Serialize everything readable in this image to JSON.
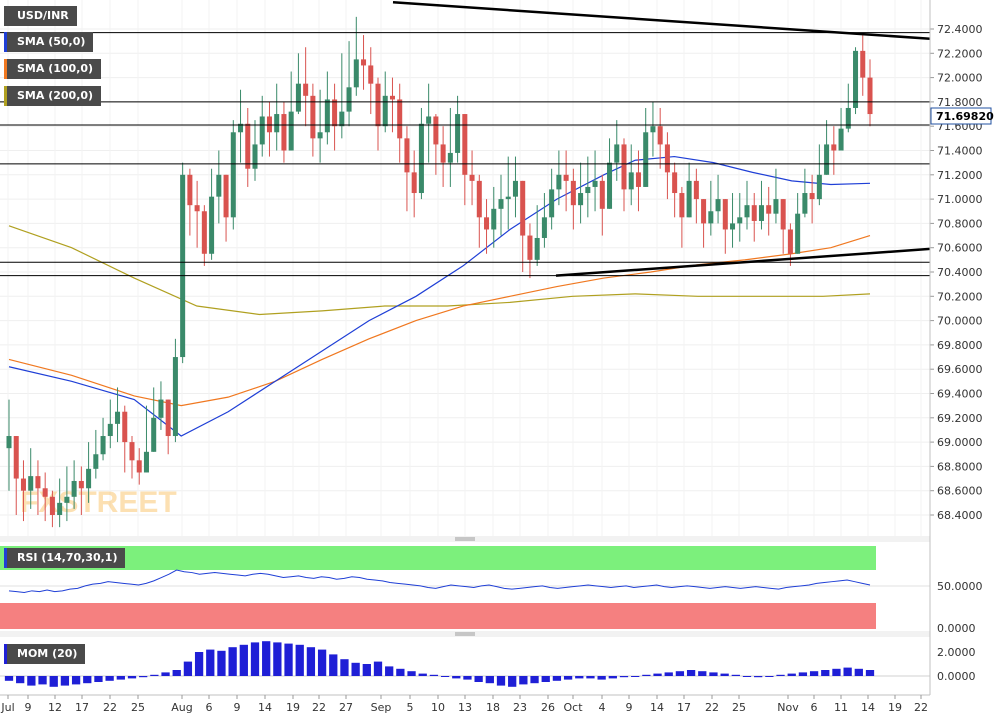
{
  "symbol": "USD/INR",
  "watermark": "FXSTREET",
  "current_price": "71.69820",
  "indicators": {
    "sma50": {
      "label": "SMA (50,0)",
      "color": "#1f3fd6"
    },
    "sma100": {
      "label": "SMA (100,0)",
      "color": "#f07820"
    },
    "sma200": {
      "label": "SMA (200,0)",
      "color": "#b0a020"
    },
    "rsi": {
      "label": "RSI (14,70,30,1)",
      "level_label": "50.0000",
      "zero_label": "0.0000",
      "color": "#1f3fd6"
    },
    "mom": {
      "label": "MOM (20)",
      "labels": [
        "2.0000",
        "0.0000"
      ],
      "color": "#1f1fd6"
    }
  },
  "chart_data": {
    "type": "candlestick",
    "y_ticks": [
      "72.4000",
      "72.2000",
      "72.0000",
      "71.8000",
      "71.6000",
      "71.4000",
      "71.2000",
      "71.0000",
      "70.8000",
      "70.6000",
      "70.4000",
      "70.2000",
      "70.0000",
      "69.8000",
      "69.6000",
      "69.4000",
      "69.2000",
      "69.0000",
      "68.8000",
      "68.6000",
      "68.4000"
    ],
    "ylim": [
      68.3,
      72.55
    ],
    "x_ticks": [
      "Jul",
      "9",
      "12",
      "17",
      "22",
      "25",
      "Aug",
      "6",
      "9",
      "14",
      "19",
      "22",
      "27",
      "Sep",
      "5",
      "10",
      "13",
      "18",
      "23",
      "26",
      "Oct",
      "4",
      "9",
      "14",
      "17",
      "22",
      "25",
      "Nov",
      "6",
      "11",
      "14",
      "19",
      "22"
    ],
    "horizontal_levels": [
      72.37,
      71.8,
      71.61,
      71.29,
      70.48,
      70.37
    ],
    "trendlines": [
      {
        "name": "upper",
        "from": [
          72.62
        ],
        "to": [
          72.32
        ]
      },
      {
        "name": "lower",
        "from": [
          70.37
        ],
        "to": [
          70.59
        ]
      }
    ],
    "closes": [
      69.05,
      68.7,
      68.6,
      68.72,
      68.62,
      68.55,
      68.4,
      68.5,
      68.55,
      68.68,
      68.62,
      68.78,
      68.9,
      69.05,
      69.15,
      69.25,
      69.0,
      68.85,
      68.75,
      68.92,
      69.2,
      69.35,
      69.05,
      69.7,
      71.2,
      70.95,
      70.9,
      70.55,
      71.02,
      71.2,
      70.85,
      71.55,
      71.62,
      71.25,
      71.45,
      71.68,
      71.55,
      71.7,
      71.4,
      71.72,
      71.95,
      71.85,
      71.5,
      71.55,
      71.82,
      71.6,
      71.72,
      71.92,
      72.15,
      72.1,
      71.95,
      71.6,
      71.85,
      71.82,
      71.5,
      71.22,
      71.05,
      71.62,
      71.68,
      71.45,
      71.3,
      71.38,
      71.7,
      71.2,
      71.15,
      70.85,
      70.75,
      70.92,
      71.0,
      71.02,
      71.15,
      70.7,
      70.5,
      70.68,
      70.85,
      71.08,
      71.2,
      71.15,
      70.95,
      71.05,
      71.1,
      71.15,
      70.92,
      71.3,
      71.45,
      71.08,
      71.22,
      71.1,
      71.55,
      71.6,
      71.45,
      71.22,
      71.05,
      70.85,
      71.15,
      71.0,
      70.8,
      70.9,
      71.0,
      70.75,
      70.8,
      70.85,
      70.95,
      70.82,
      70.95,
      70.88,
      71.0,
      70.75,
      70.55,
      70.88,
      71.05,
      71.0,
      71.2,
      71.45,
      71.4,
      71.58,
      71.75,
      72.22,
      72.0,
      71.7
    ],
    "ranges": [
      [
        68.6,
        69.35
      ],
      [
        68.4,
        68.95
      ],
      [
        68.35,
        68.85
      ],
      [
        68.45,
        68.95
      ],
      [
        68.4,
        68.85
      ],
      [
        68.35,
        68.75
      ],
      [
        68.3,
        68.6
      ],
      [
        68.3,
        68.7
      ],
      [
        68.35,
        68.8
      ],
      [
        68.45,
        68.85
      ],
      [
        68.4,
        68.8
      ],
      [
        68.5,
        69.0
      ],
      [
        68.7,
        69.1
      ],
      [
        68.85,
        69.2
      ],
      [
        68.95,
        69.35
      ],
      [
        69.0,
        69.45
      ],
      [
        68.75,
        69.3
      ],
      [
        68.7,
        69.05
      ],
      [
        68.65,
        68.95
      ],
      [
        68.75,
        69.3
      ],
      [
        68.95,
        69.45
      ],
      [
        69.1,
        69.5
      ],
      [
        68.9,
        69.35
      ],
      [
        69.0,
        69.85
      ],
      [
        69.65,
        71.3
      ],
      [
        70.7,
        71.25
      ],
      [
        70.6,
        71.15
      ],
      [
        70.45,
        70.95
      ],
      [
        70.5,
        71.25
      ],
      [
        70.8,
        71.4
      ],
      [
        70.65,
        71.2
      ],
      [
        70.75,
        71.65
      ],
      [
        71.3,
        71.9
      ],
      [
        71.1,
        71.75
      ],
      [
        71.15,
        71.65
      ],
      [
        71.35,
        71.85
      ],
      [
        71.35,
        71.8
      ],
      [
        71.4,
        71.95
      ],
      [
        71.3,
        71.8
      ],
      [
        71.4,
        72.05
      ],
      [
        71.7,
        72.2
      ],
      [
        71.6,
        72.25
      ],
      [
        71.35,
        71.95
      ],
      [
        71.3,
        71.9
      ],
      [
        71.45,
        72.05
      ],
      [
        71.4,
        71.95
      ],
      [
        71.5,
        72.2
      ],
      [
        71.6,
        72.3
      ],
      [
        71.85,
        72.5
      ],
      [
        71.9,
        72.35
      ],
      [
        71.7,
        72.25
      ],
      [
        71.4,
        72.0
      ],
      [
        71.55,
        72.05
      ],
      [
        71.55,
        72.0
      ],
      [
        71.3,
        71.95
      ],
      [
        70.9,
        71.6
      ],
      [
        70.85,
        71.4
      ],
      [
        71.0,
        71.75
      ],
      [
        71.3,
        71.95
      ],
      [
        71.2,
        71.7
      ],
      [
        71.1,
        71.6
      ],
      [
        71.1,
        71.75
      ],
      [
        71.3,
        71.85
      ],
      [
        70.95,
        71.6
      ],
      [
        70.95,
        71.4
      ],
      [
        70.6,
        71.2
      ],
      [
        70.55,
        71.0
      ],
      [
        70.6,
        71.1
      ],
      [
        70.7,
        71.2
      ],
      [
        70.75,
        71.35
      ],
      [
        70.85,
        71.35
      ],
      [
        70.4,
        71.05
      ],
      [
        70.35,
        70.8
      ],
      [
        70.45,
        70.95
      ],
      [
        70.6,
        71.05
      ],
      [
        70.75,
        71.25
      ],
      [
        70.95,
        71.4
      ],
      [
        70.9,
        71.4
      ],
      [
        70.75,
        71.25
      ],
      [
        70.8,
        71.3
      ],
      [
        70.85,
        71.35
      ],
      [
        70.9,
        71.4
      ],
      [
        70.7,
        71.2
      ],
      [
        70.95,
        71.5
      ],
      [
        71.15,
        71.65
      ],
      [
        70.9,
        71.5
      ],
      [
        70.95,
        71.45
      ],
      [
        70.9,
        71.4
      ],
      [
        71.2,
        71.75
      ],
      [
        71.35,
        71.8
      ],
      [
        71.25,
        71.75
      ],
      [
        71.0,
        71.55
      ],
      [
        70.85,
        71.3
      ],
      [
        70.6,
        71.1
      ],
      [
        70.85,
        71.3
      ],
      [
        70.8,
        71.25
      ],
      [
        70.6,
        71.0
      ],
      [
        70.7,
        71.15
      ],
      [
        70.8,
        71.2
      ],
      [
        70.55,
        71.0
      ],
      [
        70.6,
        71.05
      ],
      [
        70.65,
        71.05
      ],
      [
        70.75,
        71.15
      ],
      [
        70.65,
        71.05
      ],
      [
        70.75,
        71.15
      ],
      [
        70.7,
        71.1
      ],
      [
        70.8,
        71.25
      ],
      [
        70.55,
        71.0
      ],
      [
        70.45,
        70.8
      ],
      [
        70.65,
        71.05
      ],
      [
        70.85,
        71.25
      ],
      [
        70.8,
        71.2
      ],
      [
        70.95,
        71.45
      ],
      [
        71.2,
        71.65
      ],
      [
        71.2,
        71.6
      ],
      [
        71.4,
        71.75
      ],
      [
        71.55,
        71.95
      ],
      [
        71.7,
        72.25
      ],
      [
        71.85,
        72.35
      ],
      [
        71.6,
        72.15
      ]
    ],
    "sma50": [
      [
        0,
        69.62
      ],
      [
        8,
        69.5
      ],
      [
        16,
        69.35
      ],
      [
        22,
        69.05
      ],
      [
        28,
        69.25
      ],
      [
        34,
        69.5
      ],
      [
        40,
        69.75
      ],
      [
        46,
        70.0
      ],
      [
        52,
        70.2
      ],
      [
        58,
        70.45
      ],
      [
        64,
        70.75
      ],
      [
        70,
        71.0
      ],
      [
        76,
        71.2
      ],
      [
        80,
        71.32
      ],
      [
        85,
        71.35
      ],
      [
        90,
        71.3
      ],
      [
        95,
        71.22
      ],
      [
        100,
        71.15
      ],
      [
        105,
        71.12
      ],
      [
        110,
        71.13
      ]
    ],
    "sma100": [
      [
        0,
        69.68
      ],
      [
        8,
        69.55
      ],
      [
        16,
        69.38
      ],
      [
        22,
        69.3
      ],
      [
        28,
        69.37
      ],
      [
        34,
        69.5
      ],
      [
        40,
        69.68
      ],
      [
        46,
        69.85
      ],
      [
        52,
        70.0
      ],
      [
        58,
        70.12
      ],
      [
        64,
        70.2
      ],
      [
        70,
        70.28
      ],
      [
        76,
        70.35
      ],
      [
        82,
        70.4
      ],
      [
        88,
        70.46
      ],
      [
        94,
        70.5
      ],
      [
        100,
        70.55
      ],
      [
        105,
        70.6
      ],
      [
        110,
        70.7
      ]
    ],
    "sma200": [
      [
        0,
        70.78
      ],
      [
        8,
        70.6
      ],
      [
        16,
        70.35
      ],
      [
        24,
        70.12
      ],
      [
        32,
        70.05
      ],
      [
        40,
        70.08
      ],
      [
        48,
        70.12
      ],
      [
        56,
        70.12
      ],
      [
        64,
        70.15
      ],
      [
        72,
        70.2
      ],
      [
        80,
        70.22
      ],
      [
        88,
        70.2
      ],
      [
        96,
        70.2
      ],
      [
        104,
        70.2
      ],
      [
        110,
        70.22
      ]
    ],
    "rsi_values": [
      46,
      45,
      44,
      46,
      45,
      47,
      45,
      46,
      48,
      49,
      52,
      54,
      55,
      57,
      56,
      55,
      54,
      53,
      55,
      58,
      62,
      66,
      71,
      69,
      68,
      66,
      67,
      68,
      67,
      66,
      65,
      64,
      66,
      67,
      66,
      64,
      62,
      63,
      64,
      62,
      61,
      63,
      62,
      60,
      61,
      63,
      62,
      60,
      59,
      58,
      56,
      55,
      54,
      53,
      52,
      50,
      49,
      51,
      53,
      52,
      51,
      50,
      52,
      53,
      51,
      49,
      48,
      49,
      50,
      51,
      52,
      50,
      49,
      50,
      51,
      52,
      53,
      52,
      51,
      50,
      51,
      52,
      50,
      51,
      52,
      53,
      51,
      50,
      51,
      52,
      51,
      50,
      49,
      50,
      51,
      50,
      49,
      50,
      51,
      50,
      49,
      48,
      50,
      51,
      52,
      53,
      55,
      56,
      57,
      58,
      59,
      57,
      55,
      53
    ],
    "mom_values": [
      -0.4,
      -0.6,
      -0.8,
      -0.7,
      -0.9,
      -0.8,
      -0.7,
      -0.6,
      -0.5,
      -0.4,
      -0.3,
      -0.2,
      -0.1,
      0.1,
      0.3,
      0.5,
      1.2,
      2.0,
      2.2,
      2.1,
      2.4,
      2.6,
      2.8,
      2.9,
      2.8,
      2.7,
      2.6,
      2.4,
      2.2,
      1.8,
      1.4,
      1.1,
      1.0,
      1.2,
      0.8,
      0.6,
      0.4,
      0.2,
      0.1,
      0.0,
      -0.2,
      -0.3,
      -0.5,
      -0.6,
      -0.8,
      -0.9,
      -0.7,
      -0.6,
      -0.5,
      -0.4,
      -0.3,
      -0.2,
      -0.2,
      -0.3,
      -0.2,
      -0.1,
      0.0,
      0.1,
      0.2,
      0.3,
      0.4,
      0.5,
      0.4,
      0.3,
      0.2,
      0.1,
      0.0,
      -0.1,
      0.0,
      0.1,
      0.2,
      0.3,
      0.4,
      0.5,
      0.6,
      0.7,
      0.6,
      0.5
    ]
  }
}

WHAT THE TASK REQUIRES
Identify each line of the material where the word "color" shows up, and copy it.

THE ANSWER
      "color": "#1f3fd6"
      "color": "#f07820"
      "color": "#b0a020"
      "color": "#1f3fd6"
      "color": "#1f1fd6"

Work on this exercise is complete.